== Given request ==
Extract the lines that hold the string "объекта".

== Records for this task ==

'''

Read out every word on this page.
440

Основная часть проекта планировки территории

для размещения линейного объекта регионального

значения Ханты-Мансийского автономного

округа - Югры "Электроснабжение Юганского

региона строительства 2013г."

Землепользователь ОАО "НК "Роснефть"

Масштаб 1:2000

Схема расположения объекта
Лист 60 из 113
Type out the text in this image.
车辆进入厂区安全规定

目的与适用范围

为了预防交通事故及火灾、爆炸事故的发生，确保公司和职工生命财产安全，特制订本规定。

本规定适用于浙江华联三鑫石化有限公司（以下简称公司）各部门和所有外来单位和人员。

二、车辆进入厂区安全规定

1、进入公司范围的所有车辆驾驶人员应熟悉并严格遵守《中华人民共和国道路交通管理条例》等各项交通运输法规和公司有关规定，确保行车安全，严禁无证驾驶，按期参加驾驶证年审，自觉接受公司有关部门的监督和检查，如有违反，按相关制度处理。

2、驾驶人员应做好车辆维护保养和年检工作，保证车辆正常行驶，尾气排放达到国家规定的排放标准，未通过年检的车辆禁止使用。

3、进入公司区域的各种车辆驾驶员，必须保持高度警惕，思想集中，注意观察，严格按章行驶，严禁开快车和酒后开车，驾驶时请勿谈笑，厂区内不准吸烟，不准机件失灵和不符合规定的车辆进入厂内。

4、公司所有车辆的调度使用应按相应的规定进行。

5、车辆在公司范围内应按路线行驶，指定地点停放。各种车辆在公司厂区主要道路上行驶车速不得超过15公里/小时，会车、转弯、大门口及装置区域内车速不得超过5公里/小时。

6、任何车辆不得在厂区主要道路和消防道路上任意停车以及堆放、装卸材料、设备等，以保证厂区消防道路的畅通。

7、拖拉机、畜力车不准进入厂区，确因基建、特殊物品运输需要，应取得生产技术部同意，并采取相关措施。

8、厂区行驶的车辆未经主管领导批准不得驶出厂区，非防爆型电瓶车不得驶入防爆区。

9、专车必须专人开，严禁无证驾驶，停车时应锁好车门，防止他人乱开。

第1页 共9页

'''

== Exercise solution ==
для размещения линейного объекта регионального
Схема расположения объекта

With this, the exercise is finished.